> [WHAT TO WORK ON] Copy everything in the data below exactly except the pictures.

:::::

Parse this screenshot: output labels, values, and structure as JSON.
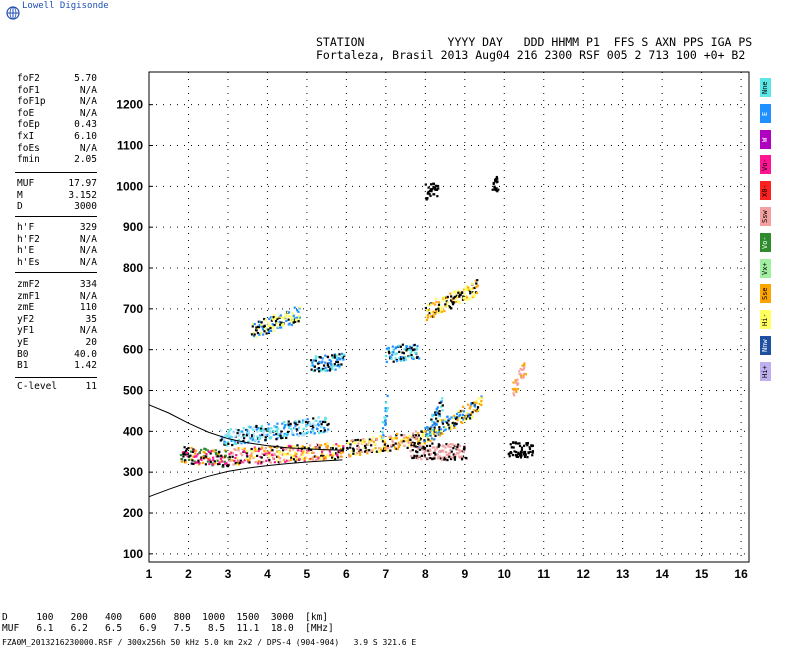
{
  "logo_label": "Lowell Digisonde",
  "header": {
    "line1": "STATION            YYYY DAY   DDD HHMM P1  FFS S AXN PPS IGA PS",
    "line2": "Fortaleza, Brasil 2013 Aug04 216 2300 RSF 005 2 713 100 +0+ B2"
  },
  "params": {
    "group1": [
      {
        "name": "foF2",
        "value": "5.70"
      },
      {
        "name": "foF1",
        "value": "N/A"
      },
      {
        "name": "foF1p",
        "value": "N/A"
      },
      {
        "name": "foE",
        "value": "N/A"
      },
      {
        "name": "foEp",
        "value": "0.43"
      },
      {
        "name": "fxI",
        "value": "6.10"
      },
      {
        "name": "foEs",
        "value": "N/A"
      },
      {
        "name": "fmin",
        "value": "2.05"
      }
    ],
    "group2": [
      {
        "name": "MUF",
        "value": "17.97"
      },
      {
        "name": "M",
        "value": "3.152"
      },
      {
        "name": "D",
        "value": "3000"
      }
    ],
    "group3": [
      {
        "name": "h'F",
        "value": "329"
      },
      {
        "name": "h'F2",
        "value": "N/A"
      },
      {
        "name": "h'E",
        "value": "N/A"
      },
      {
        "name": "h'Es",
        "value": "N/A"
      }
    ],
    "group4": [
      {
        "name": "zmF2",
        "value": "334"
      },
      {
        "name": "zmF1",
        "value": "N/A"
      },
      {
        "name": "zmE",
        "value": "110"
      },
      {
        "name": "yF2",
        "value": "35"
      },
      {
        "name": "yF1",
        "value": "N/A"
      },
      {
        "name": "yE",
        "value": "20"
      },
      {
        "name": "B0",
        "value": "40.0"
      },
      {
        "name": "B1",
        "value": "1.42"
      }
    ],
    "clevel": {
      "name": "C-level",
      "value": "11"
    }
  },
  "legend": [
    {
      "label": "Nne",
      "color": "#5ce6e6"
    },
    {
      "label": "E",
      "color": "#1e90ff"
    },
    {
      "label": "W",
      "color": "#b000c0"
    },
    {
      "label": "Vo-",
      "color": "#ff1493"
    },
    {
      "label": "X0-",
      "color": "#ff2020"
    },
    {
      "label": "Ssw",
      "color": "#f4a0a0"
    },
    {
      "label": "Vo-",
      "color": "#2e8b2e"
    },
    {
      "label": "Vx+",
      "color": "#a0f0a0"
    },
    {
      "label": "Sse",
      "color": "#ffa500"
    },
    {
      "label": "Hi-",
      "color": "#ffff60"
    },
    {
      "label": "Nnw",
      "color": "#1f4fa0"
    },
    {
      "label": "Hi+",
      "color": "#c0b0f0"
    }
  ],
  "footer": {
    "d_row": "D     100   200   400   600   800  1000  1500  3000  [km]",
    "muf_row": "MUF   6.1   6.2   6.5   6.9   7.5   8.5  11.1  18.0  [MHz]",
    "file_info": "FZA0M_2013216230000.RSF / 300x256h 50 kHz 5.0 km 2x2 / DPS-4 (904-904)   3.9 S 321.6 E"
  },
  "chart_data": {
    "type": "scatter",
    "xlim": [
      1,
      16.2
    ],
    "ylim": [
      80,
      1280
    ],
    "xticks": [
      "1",
      "2",
      "3",
      "4",
      "5",
      "6",
      "7",
      "8",
      "9",
      "10",
      "11",
      "12",
      "13",
      "14",
      "15",
      "16"
    ],
    "yticks": [
      "100",
      "200",
      "300",
      "400",
      "500",
      "600",
      "700",
      "800",
      "900",
      "1000",
      "1100",
      "1200"
    ],
    "grid": "dotted",
    "profile_curves": [
      {
        "name": "upper",
        "points": [
          [
            1,
            465
          ],
          [
            1.5,
            445
          ],
          [
            2,
            420
          ],
          [
            2.5,
            398
          ],
          [
            3,
            382
          ],
          [
            3.5,
            372
          ],
          [
            4,
            365
          ],
          [
            4.5,
            360
          ],
          [
            5,
            357
          ],
          [
            5.5,
            355
          ],
          [
            5.9,
            354
          ]
        ]
      },
      {
        "name": "lower",
        "points": [
          [
            1,
            240
          ],
          [
            1.5,
            258
          ],
          [
            2,
            275
          ],
          [
            2.5,
            290
          ],
          [
            3,
            302
          ],
          [
            3.5,
            310
          ],
          [
            4,
            316
          ],
          [
            4.5,
            321
          ],
          [
            5,
            325
          ],
          [
            5.5,
            328
          ],
          [
            5.9,
            330
          ]
        ]
      }
    ],
    "traces": [
      {
        "x0": 1.8,
        "x1": 3.0,
        "y0": 345,
        "y1": 335,
        "colors": [
          "#ff1493",
          "#000000",
          "#2e8b2e",
          "#ffa500"
        ]
      },
      {
        "x0": 3.0,
        "x1": 5.9,
        "y0": 340,
        "y1": 355,
        "colors": [
          "#ffa500",
          "#ff1493",
          "#000000",
          "#f4a0a0",
          "#ffff60"
        ]
      },
      {
        "x0": 2.8,
        "x1": 5.5,
        "y0": 385,
        "y1": 420,
        "colors": [
          "#5ce6e6",
          "#1e90ff",
          "#000000",
          "#b0e0ff"
        ]
      },
      {
        "x0": 6.0,
        "x1": 7.8,
        "y0": 360,
        "y1": 385,
        "colors": [
          "#ffa500",
          "#ffff60",
          "#000000",
          "#f4a0a0"
        ]
      },
      {
        "x0": 7.8,
        "x1": 9.4,
        "y0": 380,
        "y1": 470,
        "colors": [
          "#ffa500",
          "#ffff60",
          "#000000",
          "#1e90ff"
        ]
      },
      {
        "x0": 7.6,
        "x1": 9.0,
        "y0": 355,
        "y1": 350,
        "colors": [
          "#f4a0a0",
          "#000000"
        ]
      },
      {
        "x0": 8.0,
        "x1": 9.3,
        "y0": 695,
        "y1": 755,
        "colors": [
          "#ffa500",
          "#ffff60",
          "#000000"
        ]
      },
      {
        "x0": 3.6,
        "x1": 4.8,
        "y0": 650,
        "y1": 690,
        "colors": [
          "#000000",
          "#ffff60",
          "#1e90ff"
        ]
      },
      {
        "x0": 7.0,
        "x1": 7.8,
        "y0": 590,
        "y1": 600,
        "colors": [
          "#1e90ff",
          "#000000",
          "#5ce6e6"
        ]
      },
      {
        "x0": 5.1,
        "x1": 5.9,
        "y0": 565,
        "y1": 575,
        "colors": [
          "#1e90ff",
          "#5ce6e6",
          "#000000"
        ]
      },
      {
        "x0": 10.1,
        "x1": 10.7,
        "y0": 360,
        "y1": 355,
        "colors": [
          "#000000"
        ]
      },
      {
        "x0": 8.0,
        "x1": 8.3,
        "y0": 988,
        "y1": 995,
        "colors": [
          "#000000"
        ]
      },
      {
        "x0": 9.7,
        "x1": 9.8,
        "y0": 1005,
        "y1": 1010,
        "colors": [
          "#000000"
        ]
      },
      {
        "x0": 10.2,
        "x1": 10.5,
        "y0": 500,
        "y1": 560,
        "colors": [
          "#ffa500",
          "#f4a0a0"
        ]
      },
      {
        "x0": 6.9,
        "x1": 7.0,
        "y0": 395,
        "y1": 470,
        "colors": [
          "#1e90ff",
          "#5ce6e6"
        ]
      },
      {
        "x0": 8.0,
        "x1": 8.4,
        "y0": 395,
        "y1": 470,
        "colors": [
          "#1e90ff",
          "#5ce6e6",
          "#000000"
        ]
      }
    ]
  }
}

:::::

> [TASK SOLUTION]
Parse this screenshot: output labels, values, and structure as JSON.
{
  "logo_label": "Lowell Digisonde",
  "header": {
    "line1": "STATION            YYYY DAY   DDD HHMM P1  FFS S AXN PPS IGA PS",
    "line2": "Fortaleza, Brasil 2013 Aug04 216 2300 RSF 005 2 713 100 +0+ B2"
  },
  "params": {
    "group1": [
      {
        "name": "foF2",
        "value": "5.70"
      },
      {
        "name": "foF1",
        "value": "N/A"
      },
      {
        "name": "foF1p",
        "value": "N/A"
      },
      {
        "name": "foE",
        "value": "N/A"
      },
      {
        "name": "foEp",
        "value": "0.43"
      },
      {
        "name": "fxI",
        "value": "6.10"
      },
      {
        "name": "foEs",
        "value": "N/A"
      },
      {
        "name": "fmin",
        "value": "2.05"
      }
    ],
    "group2": [
      {
        "name": "MUF",
        "value": "17.97"
      },
      {
        "name": "M",
        "value": "3.152"
      },
      {
        "name": "D",
        "value": "3000"
      }
    ],
    "group3": [
      {
        "name": "h'F",
        "value": "329"
      },
      {
        "name": "h'F2",
        "value": "N/A"
      },
      {
        "name": "h'E",
        "value": "N/A"
      },
      {
        "name": "h'Es",
        "value": "N/A"
      }
    ],
    "group4": [
      {
        "name": "zmF2",
        "value": "334"
      },
      {
        "name": "zmF1",
        "value": "N/A"
      },
      {
        "name": "zmE",
        "value": "110"
      },
      {
        "name": "yF2",
        "value": "35"
      },
      {
        "name": "yF1",
        "value": "N/A"
      },
      {
        "name": "yE",
        "value": "20"
      },
      {
        "name": "B0",
        "value": "40.0"
      },
      {
        "name": "B1",
        "value": "1.42"
      }
    ],
    "clevel": {
      "name": "C-level",
      "value": "11"
    }
  },
  "legend": [
    {
      "label": "Nne",
      "color": "#5ce6e6"
    },
    {
      "label": "E",
      "color": "#1e90ff"
    },
    {
      "label": "W",
      "color": "#b000c0"
    },
    {
      "label": "Vo-",
      "color": "#ff1493"
    },
    {
      "label": "X0-",
      "color": "#ff2020"
    },
    {
      "label": "Ssw",
      "color": "#f4a0a0"
    },
    {
      "label": "Vo-",
      "color": "#2e8b2e"
    },
    {
      "label": "Vx+",
      "color": "#a0f0a0"
    },
    {
      "label": "Sse",
      "color": "#ffa500"
    },
    {
      "label": "Hi-",
      "color": "#ffff60"
    },
    {
      "label": "Nnw",
      "color": "#1f4fa0"
    },
    {
      "label": "Hi+",
      "color": "#c0b0f0"
    }
  ],
  "footer": {
    "d_row": "D     100   200   400   600   800  1000  1500  3000  [km]",
    "muf_row": "MUF   6.1   6.2   6.5   6.9   7.5   8.5  11.1  18.0  [MHz]",
    "file_info": "FZA0M_2013216230000.RSF / 300x256h 50 kHz 5.0 km 2x2 / DPS-4 (904-904)   3.9 S 321.6 E"
  },
  "chart_data": {
    "type": "scatter",
    "xlim": [
      1,
      16.2
    ],
    "ylim": [
      80,
      1280
    ],
    "xticks": [
      "1",
      "2",
      "3",
      "4",
      "5",
      "6",
      "7",
      "8",
      "9",
      "10",
      "11",
      "12",
      "13",
      "14",
      "15",
      "16"
    ],
    "yticks": [
      "100",
      "200",
      "300",
      "400",
      "500",
      "600",
      "700",
      "800",
      "900",
      "1000",
      "1100",
      "1200"
    ],
    "grid": "dotted",
    "profile_curves": [
      {
        "name": "upper",
        "points": [
          [
            1,
            465
          ],
          [
            1.5,
            445
          ],
          [
            2,
            420
          ],
          [
            2.5,
            398
          ],
          [
            3,
            382
          ],
          [
            3.5,
            372
          ],
          [
            4,
            365
          ],
          [
            4.5,
            360
          ],
          [
            5,
            357
          ],
          [
            5.5,
            355
          ],
          [
            5.9,
            354
          ]
        ]
      },
      {
        "name": "lower",
        "points": [
          [
            1,
            240
          ],
          [
            1.5,
            258
          ],
          [
            2,
            275
          ],
          [
            2.5,
            290
          ],
          [
            3,
            302
          ],
          [
            3.5,
            310
          ],
          [
            4,
            316
          ],
          [
            4.5,
            321
          ],
          [
            5,
            325
          ],
          [
            5.5,
            328
          ],
          [
            5.9,
            330
          ]
        ]
      }
    ],
    "traces": [
      {
        "x0": 1.8,
        "x1": 3.0,
        "y0": 345,
        "y1": 335,
        "colors": [
          "#ff1493",
          "#000000",
          "#2e8b2e",
          "#ffa500"
        ]
      },
      {
        "x0": 3.0,
        "x1": 5.9,
        "y0": 340,
        "y1": 355,
        "colors": [
          "#ffa500",
          "#ff1493",
          "#000000",
          "#f4a0a0",
          "#ffff60"
        ]
      },
      {
        "x0": 2.8,
        "x1": 5.5,
        "y0": 385,
        "y1": 420,
        "colors": [
          "#5ce6e6",
          "#1e90ff",
          "#000000",
          "#b0e0ff"
        ]
      },
      {
        "x0": 6.0,
        "x1": 7.8,
        "y0": 360,
        "y1": 385,
        "colors": [
          "#ffa500",
          "#ffff60",
          "#000000",
          "#f4a0a0"
        ]
      },
      {
        "x0": 7.8,
        "x1": 9.4,
        "y0": 380,
        "y1": 470,
        "colors": [
          "#ffa500",
          "#ffff60",
          "#000000",
          "#1e90ff"
        ]
      },
      {
        "x0": 7.6,
        "x1": 9.0,
        "y0": 355,
        "y1": 350,
        "colors": [
          "#f4a0a0",
          "#000000"
        ]
      },
      {
        "x0": 8.0,
        "x1": 9.3,
        "y0": 695,
        "y1": 755,
        "colors": [
          "#ffa500",
          "#ffff60",
          "#000000"
        ]
      },
      {
        "x0": 3.6,
        "x1": 4.8,
        "y0": 650,
        "y1": 690,
        "colors": [
          "#000000",
          "#ffff60",
          "#1e90ff"
        ]
      },
      {
        "x0": 7.0,
        "x1": 7.8,
        "y0": 590,
        "y1": 600,
        "colors": [
          "#1e90ff",
          "#000000",
          "#5ce6e6"
        ]
      },
      {
        "x0": 5.1,
        "x1": 5.9,
        "y0": 565,
        "y1": 575,
        "colors": [
          "#1e90ff",
          "#5ce6e6",
          "#000000"
        ]
      },
      {
        "x0": 10.1,
        "x1": 10.7,
        "y0": 360,
        "y1": 355,
        "colors": [
          "#000000"
        ]
      },
      {
        "x0": 8.0,
        "x1": 8.3,
        "y0": 988,
        "y1": 995,
        "colors": [
          "#000000"
        ]
      },
      {
        "x0": 9.7,
        "x1": 9.8,
        "y0": 1005,
        "y1": 1010,
        "colors": [
          "#000000"
        ]
      },
      {
        "x0": 10.2,
        "x1": 10.5,
        "y0": 500,
        "y1": 560,
        "colors": [
          "#ffa500",
          "#f4a0a0"
        ]
      },
      {
        "x0": 6.9,
        "x1": 7.0,
        "y0": 395,
        "y1": 470,
        "colors": [
          "#1e90ff",
          "#5ce6e6"
        ]
      },
      {
        "x0": 8.0,
        "x1": 8.4,
        "y0": 395,
        "y1": 470,
        "colors": [
          "#1e90ff",
          "#5ce6e6",
          "#000000"
        ]
      }
    ]
  }
}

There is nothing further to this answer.